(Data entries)
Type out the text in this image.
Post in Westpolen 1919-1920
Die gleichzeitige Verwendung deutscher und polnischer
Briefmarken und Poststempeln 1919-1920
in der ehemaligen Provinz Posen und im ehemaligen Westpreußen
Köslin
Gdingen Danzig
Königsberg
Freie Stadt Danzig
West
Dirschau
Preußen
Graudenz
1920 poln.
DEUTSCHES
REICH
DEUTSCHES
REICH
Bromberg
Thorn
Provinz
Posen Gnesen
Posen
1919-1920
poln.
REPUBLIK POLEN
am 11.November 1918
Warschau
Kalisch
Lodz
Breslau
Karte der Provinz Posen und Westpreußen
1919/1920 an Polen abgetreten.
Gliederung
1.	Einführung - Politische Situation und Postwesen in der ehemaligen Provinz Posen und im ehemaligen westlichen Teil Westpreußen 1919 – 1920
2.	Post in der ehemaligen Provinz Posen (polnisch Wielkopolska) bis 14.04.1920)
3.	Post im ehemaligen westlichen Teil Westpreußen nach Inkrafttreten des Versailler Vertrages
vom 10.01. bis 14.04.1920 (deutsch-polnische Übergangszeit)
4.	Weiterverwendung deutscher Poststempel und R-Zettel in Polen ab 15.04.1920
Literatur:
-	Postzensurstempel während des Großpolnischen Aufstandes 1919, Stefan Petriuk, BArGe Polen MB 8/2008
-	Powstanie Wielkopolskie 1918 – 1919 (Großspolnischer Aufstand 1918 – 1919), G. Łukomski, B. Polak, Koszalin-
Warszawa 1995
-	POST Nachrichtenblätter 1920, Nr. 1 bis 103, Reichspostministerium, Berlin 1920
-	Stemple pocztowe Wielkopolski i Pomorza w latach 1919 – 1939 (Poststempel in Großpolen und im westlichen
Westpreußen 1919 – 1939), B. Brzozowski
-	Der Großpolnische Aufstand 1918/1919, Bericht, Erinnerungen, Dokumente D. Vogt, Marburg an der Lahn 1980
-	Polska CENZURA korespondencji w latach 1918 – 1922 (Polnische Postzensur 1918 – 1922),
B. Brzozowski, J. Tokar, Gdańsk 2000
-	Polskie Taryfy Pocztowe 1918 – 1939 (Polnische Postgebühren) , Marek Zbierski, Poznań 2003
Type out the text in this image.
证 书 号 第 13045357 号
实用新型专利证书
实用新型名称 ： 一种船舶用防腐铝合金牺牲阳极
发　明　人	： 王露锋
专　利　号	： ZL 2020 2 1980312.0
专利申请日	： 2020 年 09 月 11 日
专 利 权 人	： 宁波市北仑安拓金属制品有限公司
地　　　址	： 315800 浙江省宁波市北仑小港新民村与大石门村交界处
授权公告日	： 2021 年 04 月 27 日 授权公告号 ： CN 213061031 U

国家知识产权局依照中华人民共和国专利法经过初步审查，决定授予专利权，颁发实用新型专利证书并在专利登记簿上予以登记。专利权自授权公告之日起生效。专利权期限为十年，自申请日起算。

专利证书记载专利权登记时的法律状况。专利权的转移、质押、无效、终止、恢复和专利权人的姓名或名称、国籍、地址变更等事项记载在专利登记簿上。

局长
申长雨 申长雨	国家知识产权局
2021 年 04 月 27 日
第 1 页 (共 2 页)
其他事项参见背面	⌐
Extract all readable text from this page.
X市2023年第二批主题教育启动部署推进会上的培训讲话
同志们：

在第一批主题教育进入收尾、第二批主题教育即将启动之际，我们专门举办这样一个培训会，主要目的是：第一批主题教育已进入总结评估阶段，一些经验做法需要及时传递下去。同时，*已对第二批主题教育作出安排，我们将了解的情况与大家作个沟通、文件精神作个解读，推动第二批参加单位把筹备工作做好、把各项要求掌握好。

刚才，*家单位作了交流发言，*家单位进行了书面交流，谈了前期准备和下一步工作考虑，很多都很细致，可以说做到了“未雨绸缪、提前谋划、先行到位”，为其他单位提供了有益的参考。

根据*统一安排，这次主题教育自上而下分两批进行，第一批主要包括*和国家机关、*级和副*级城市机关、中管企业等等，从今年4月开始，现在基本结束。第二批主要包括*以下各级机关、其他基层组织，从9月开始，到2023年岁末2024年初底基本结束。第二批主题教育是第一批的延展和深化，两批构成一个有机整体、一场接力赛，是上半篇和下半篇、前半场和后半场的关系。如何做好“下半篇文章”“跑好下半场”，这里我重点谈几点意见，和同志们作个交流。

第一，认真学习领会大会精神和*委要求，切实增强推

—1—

__Goal of the exercise__: Write out every line from the records above, word for word.

__Answer to the task__:
Type out the text in this image.
Post in Westpolen 1919-1920
Die gleichzeitige Verwendung deutscher und polnischer
Briefmarken und Poststempeln 1919-1920
in der ehemaligen Provinz Posen und im ehemaligen Westpreußen
Köslin
Gdingen Danzig
Königsberg
Freie Stadt Danzig
West
Dirschau
Preußen
Graudenz
1920 poln.
DEUTSCHES
REICH
DEUTSCHES
REICH
Bromberg
Thorn
Provinz
Posen Gnesen
Posen
1919-1920
poln.
REPUBLIK POLEN
am 11.November 1918
Warschau
Kalisch
Lodz
Breslau
Karte der Provinz Posen und Westpreußen
1919/1920 an Polen abgetreten.
Gliederung
1.	Einführung - Politische Situation und Postwesen in der ehemaligen Provinz Posen und im ehemaligen westlichen Teil Westpreußen 1919 – 1920
2.	Post in der ehemaligen Provinz Posen (polnisch Wielkopolska) bis 14.04.1920)
3.	Post im ehemaligen westlichen Teil Westpreußen nach Inkrafttreten des Versailler Vertrages
vom 10.01. bis 14.04.1920 (deutsch-polnische Übergangszeit)
4.	Weiterverwendung deutscher Poststempel und R-Zettel in Polen ab 15.04.1920
Literatur:
-	Postzensurstempel während des Großpolnischen Aufstandes 1919, Stefan Petriuk, BArGe Polen MB 8/2008
-	Powstanie Wielkopolskie 1918 – 1919 (Großspolnischer Aufstand 1918 – 1919), G. Łukomski, B. Polak, Koszalin-
Warszawa 1995
-	POST Nachrichtenblätter 1920, Nr. 1 bis 103, Reichspostministerium, Berlin 1920
-	Stemple pocztowe Wielkopolski i Pomorza w latach 1919 – 1939 (Poststempel in Großpolen und im westlichen
Westpreußen 1919 – 1939), B. Brzozowski
-	Der Großpolnische Aufstand 1918/1919, Bericht, Erinnerungen, Dokumente D. Vogt, Marburg an der Lahn 1980
-	Polska CENZURA korespondencji w latach 1918 – 1922 (Polnische Postzensur 1918 – 1922),
B. Brzozowski, J. Tokar, Gdańsk 2000
-	Polskie Taryfy Pocztowe 1918 – 1939 (Polnische Postgebühren) , Marek Zbierski, Poznań 2003
Type out the text in this image.
证 书 号 第 13045357 号
实用新型专利证书
实用新型名称 ： 一种船舶用防腐铝合金牺牲阳极
发　明　人	： 王露锋
专　利　号	： ZL 2020 2 1980312.0
专利申请日	： 2020 年 09 月 11 日
专 利 权 人	： 宁波市北仑安拓金属制品有限公司
地　　　址	： 315800 浙江省宁波市北仑小港新民村与大石门村交界处
授权公告日	： 2021 年 04 月 27 日 授权公告号 ： CN 213061031 U

国家知识产权局依照中华人民共和国专利法经过初步审查，决定授予专利权，颁发实用新型专利证书并在专利登记簿上予以登记。专利权自授权公告之日起生效。专利权期限为十年，自申请日起算。

专利证书记载专利权登记时的法律状况。专利权的转移、质押、无效、终止、恢复和专利权人的姓名或名称、国籍、地址变更等事项记载在专利登记簿上。

局长
申长雨 申长雨	国家知识产权局
2021 年 04 月 27 日
第 1 页 (共 2 页)
其他事项参见背面	⌐
Extract all readable text from this page.
X市2023年第二批主题教育启动部署推进会上的培训讲话
同志们：

在第一批主题教育进入收尾、第二批主题教育即将启动之际，我们专门举办这样一个培训会，主要目的是：第一批主题教育已进入总结评估阶段，一些经验做法需要及时传递下去。同时，*已对第二批主题教育作出安排，我们将了解的情况与大家作个沟通、文件精神作个解读，推动第二批参加单位把筹备工作做好、把各项要求掌握好。

刚才，*家单位作了交流发言，*家单位进行了书面交流，谈了前期准备和下一步工作考虑，很多都很细致，可以说做到了“未雨绸缪、提前谋划、先行到位”，为其他单位提供了有益的参考。

根据*统一安排，这次主题教育自上而下分两批进行，第一批主要包括*和国家机关、*级和副*级城市机关、中管企业等等，从今年4月开始，现在基本结束。第二批主要包括*以下各级机关、其他基层组织，从9月开始，到2023年岁末2024年初底基本结束。第二批主题教育是第一批的延展和深化，两批构成一个有机整体、一场接力赛，是上半篇和下半篇、前半场和后半场的关系。如何做好“下半篇文章”“跑好下半场”，这里我重点谈几点意见，和同志们作个交流。

第一，认真学习领会大会精神和*委要求，切实增强推

—1—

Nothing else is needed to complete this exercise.